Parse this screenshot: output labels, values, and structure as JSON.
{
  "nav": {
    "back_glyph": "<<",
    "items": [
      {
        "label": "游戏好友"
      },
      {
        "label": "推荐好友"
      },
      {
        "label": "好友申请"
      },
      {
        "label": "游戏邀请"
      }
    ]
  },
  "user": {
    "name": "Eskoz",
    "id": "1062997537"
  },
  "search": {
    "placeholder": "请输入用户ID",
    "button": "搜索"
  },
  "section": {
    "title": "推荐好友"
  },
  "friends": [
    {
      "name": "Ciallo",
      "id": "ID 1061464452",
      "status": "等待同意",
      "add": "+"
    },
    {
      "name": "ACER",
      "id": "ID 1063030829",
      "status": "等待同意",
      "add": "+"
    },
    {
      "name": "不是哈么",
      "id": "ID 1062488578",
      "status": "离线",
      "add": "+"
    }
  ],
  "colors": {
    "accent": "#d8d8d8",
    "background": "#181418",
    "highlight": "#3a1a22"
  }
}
═══
▸ **Work to be completed**
Each line in the entries above that includes the string "name" should be extracted.

▸ **Correct result**
    "name": "Eskoz",
      "name": "Ciallo",
      "name": "ACER",
      "name": "不是哈么",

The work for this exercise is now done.